-- Instructions to follow --
Present the data once more in exactly its original form.

Data listing
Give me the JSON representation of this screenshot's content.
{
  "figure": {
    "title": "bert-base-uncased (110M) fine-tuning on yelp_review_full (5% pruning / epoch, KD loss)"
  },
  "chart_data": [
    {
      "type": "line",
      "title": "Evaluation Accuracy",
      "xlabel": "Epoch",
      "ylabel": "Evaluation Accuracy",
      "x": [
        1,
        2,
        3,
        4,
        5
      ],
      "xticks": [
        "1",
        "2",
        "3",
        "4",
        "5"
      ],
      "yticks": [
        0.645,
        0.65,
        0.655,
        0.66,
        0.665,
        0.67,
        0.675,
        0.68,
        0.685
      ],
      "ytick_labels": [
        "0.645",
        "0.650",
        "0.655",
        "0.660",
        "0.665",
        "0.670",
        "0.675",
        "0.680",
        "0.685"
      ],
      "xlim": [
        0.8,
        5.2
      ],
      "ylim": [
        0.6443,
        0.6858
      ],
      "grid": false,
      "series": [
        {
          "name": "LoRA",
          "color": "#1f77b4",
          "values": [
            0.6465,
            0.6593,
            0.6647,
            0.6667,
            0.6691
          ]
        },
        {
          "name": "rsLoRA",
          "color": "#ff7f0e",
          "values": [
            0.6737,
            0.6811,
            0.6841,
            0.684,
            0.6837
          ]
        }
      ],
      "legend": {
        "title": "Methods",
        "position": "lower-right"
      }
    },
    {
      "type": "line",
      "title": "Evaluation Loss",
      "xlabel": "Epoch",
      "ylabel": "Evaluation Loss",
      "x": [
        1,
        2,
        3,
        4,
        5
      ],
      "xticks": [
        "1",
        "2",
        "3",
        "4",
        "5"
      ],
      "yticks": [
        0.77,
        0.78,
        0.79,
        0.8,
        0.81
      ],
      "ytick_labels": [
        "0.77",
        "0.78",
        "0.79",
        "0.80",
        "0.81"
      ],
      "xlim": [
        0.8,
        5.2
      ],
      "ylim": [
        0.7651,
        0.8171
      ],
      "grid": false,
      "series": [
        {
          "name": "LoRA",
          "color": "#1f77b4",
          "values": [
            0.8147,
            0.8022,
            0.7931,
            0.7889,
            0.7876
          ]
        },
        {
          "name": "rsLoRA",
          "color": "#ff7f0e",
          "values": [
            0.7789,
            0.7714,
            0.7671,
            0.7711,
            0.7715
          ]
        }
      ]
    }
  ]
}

-- Worked answer --
Give me the JSON representation of this screenshot's content.
{
  "figure": {
    "title": "bert-base-uncased (110M) fine-tuning on yelp_review_full (5% pruning / epoch, KD loss)"
  },
  "chart_data": [
    {
      "type": "line",
      "title": "Evaluation Accuracy",
      "xlabel": "Epoch",
      "ylabel": "Evaluation Accuracy",
      "x": [
        1,
        2,
        3,
        4,
        5
      ],
      "xticks": [
        "1",
        "2",
        "3",
        "4",
        "5"
      ],
      "yticks": [
        0.645,
        0.65,
        0.655,
        0.66,
        0.665,
        0.67,
        0.675,
        0.68,
        0.685
      ],
      "ytick_labels": [
        "0.645",
        "0.650",
        "0.655",
        "0.660",
        "0.665",
        "0.670",
        "0.675",
        "0.680",
        "0.685"
      ],
      "xlim": [
        0.8,
        5.2
      ],
      "ylim": [
        0.6443,
        0.6858
      ],
      "grid": false,
      "series": [
        {
          "name": "LoRA",
          "color": "#1f77b4",
          "values": [
            0.6465,
            0.6593,
            0.6647,
            0.6667,
            0.6691
          ]
        },
        {
          "name": "rsLoRA",
          "color": "#ff7f0e",
          "values": [
            0.6737,
            0.6811,
            0.6841,
            0.684,
            0.6837
          ]
        }
      ],
      "legend": {
        "title": "Methods",
        "position": "lower-right"
      }
    },
    {
      "type": "line",
      "title": "Evaluation Loss",
      "xlabel": "Epoch",
      "ylabel": "Evaluation Loss",
      "x": [
        1,
        2,
        3,
        4,
        5
      ],
      "xticks": [
        "1",
        "2",
        "3",
        "4",
        "5"
      ],
      "yticks": [
        0.77,
        0.78,
        0.79,
        0.8,
        0.81
      ],
      "ytick_labels": [
        "0.77",
        "0.78",
        "0.79",
        "0.80",
        "0.81"
      ],
      "xlim": [
        0.8,
        5.2
      ],
      "ylim": [
        0.7651,
        0.8171
      ],
      "grid": false,
      "series": [
        {
          "name": "LoRA",
          "color": "#1f77b4",
          "values": [
            0.8147,
            0.8022,
            0.7931,
            0.7889,
            0.7876
          ]
        },
        {
          "name": "rsLoRA",
          "color": "#ff7f0e",
          "values": [
            0.7789,
            0.7714,
            0.7671,
            0.7711,
            0.7715
          ]
        }
      ]
    }
  ]
}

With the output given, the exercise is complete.